⟨

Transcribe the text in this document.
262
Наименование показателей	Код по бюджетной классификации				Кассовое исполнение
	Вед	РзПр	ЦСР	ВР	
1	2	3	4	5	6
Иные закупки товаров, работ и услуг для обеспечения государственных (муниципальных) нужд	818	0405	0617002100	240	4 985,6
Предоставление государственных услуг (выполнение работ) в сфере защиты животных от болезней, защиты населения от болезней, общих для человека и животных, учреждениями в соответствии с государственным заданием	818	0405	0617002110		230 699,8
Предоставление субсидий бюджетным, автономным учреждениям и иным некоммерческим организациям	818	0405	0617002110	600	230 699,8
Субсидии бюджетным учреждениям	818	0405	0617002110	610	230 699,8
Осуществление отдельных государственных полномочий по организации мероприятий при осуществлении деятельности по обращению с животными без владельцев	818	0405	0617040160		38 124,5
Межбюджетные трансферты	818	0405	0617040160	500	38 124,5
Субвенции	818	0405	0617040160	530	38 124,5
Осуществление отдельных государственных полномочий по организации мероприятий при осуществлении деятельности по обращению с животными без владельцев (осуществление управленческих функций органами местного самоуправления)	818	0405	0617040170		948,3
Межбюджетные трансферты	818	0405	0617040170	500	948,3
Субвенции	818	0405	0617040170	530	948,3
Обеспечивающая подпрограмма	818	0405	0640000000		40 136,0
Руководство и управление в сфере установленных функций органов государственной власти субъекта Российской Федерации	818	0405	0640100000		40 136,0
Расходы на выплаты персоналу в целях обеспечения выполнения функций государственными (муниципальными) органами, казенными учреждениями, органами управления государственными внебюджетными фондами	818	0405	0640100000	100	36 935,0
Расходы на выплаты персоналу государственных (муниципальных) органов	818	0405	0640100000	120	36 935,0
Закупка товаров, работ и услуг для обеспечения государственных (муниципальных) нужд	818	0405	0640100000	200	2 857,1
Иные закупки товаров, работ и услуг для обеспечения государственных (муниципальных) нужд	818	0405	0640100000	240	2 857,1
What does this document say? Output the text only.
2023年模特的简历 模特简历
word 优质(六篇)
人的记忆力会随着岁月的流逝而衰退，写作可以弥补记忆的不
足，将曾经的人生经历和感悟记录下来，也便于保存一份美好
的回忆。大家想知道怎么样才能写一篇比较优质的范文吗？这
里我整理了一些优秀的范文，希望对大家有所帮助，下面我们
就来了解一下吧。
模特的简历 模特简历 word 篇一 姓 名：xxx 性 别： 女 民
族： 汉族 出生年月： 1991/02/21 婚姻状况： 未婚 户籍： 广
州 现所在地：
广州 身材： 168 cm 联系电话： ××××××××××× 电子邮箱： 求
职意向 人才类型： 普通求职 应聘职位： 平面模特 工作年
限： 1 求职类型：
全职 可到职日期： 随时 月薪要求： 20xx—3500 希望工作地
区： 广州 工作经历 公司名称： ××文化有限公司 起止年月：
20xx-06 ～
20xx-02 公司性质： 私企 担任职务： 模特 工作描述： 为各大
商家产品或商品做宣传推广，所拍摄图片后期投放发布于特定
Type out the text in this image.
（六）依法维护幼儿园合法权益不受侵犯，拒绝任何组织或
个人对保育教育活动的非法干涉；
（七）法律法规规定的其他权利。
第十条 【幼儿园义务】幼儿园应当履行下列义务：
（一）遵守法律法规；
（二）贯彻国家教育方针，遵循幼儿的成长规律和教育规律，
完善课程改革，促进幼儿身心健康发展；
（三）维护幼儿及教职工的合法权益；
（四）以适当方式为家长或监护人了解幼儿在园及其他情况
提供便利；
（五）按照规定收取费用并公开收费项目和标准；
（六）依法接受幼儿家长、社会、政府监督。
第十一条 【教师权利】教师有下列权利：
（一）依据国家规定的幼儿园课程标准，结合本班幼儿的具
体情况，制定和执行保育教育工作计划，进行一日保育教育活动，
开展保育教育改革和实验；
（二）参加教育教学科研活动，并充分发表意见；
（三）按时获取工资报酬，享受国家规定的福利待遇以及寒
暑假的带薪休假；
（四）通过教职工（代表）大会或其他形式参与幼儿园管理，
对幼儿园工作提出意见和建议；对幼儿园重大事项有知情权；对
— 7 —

⟩

Stated exercise:
Extract lines where the string "нужд" occurs.

Answer for this exercise:
Иные закупки товаров, работ и услуг для обеспечения государственных (муниципальных) нужд	818	0405	0617002100	240	4 985,6
Закупка товаров, работ и услуг для обеспечения государственных (муниципальных) нужд	818	0405	0640100000	200	2 857,1
Иные закупки товаров, работ и услуг для обеспечения государственных (муниципальных) нужд	818	0405	0640100000	240	2 857,1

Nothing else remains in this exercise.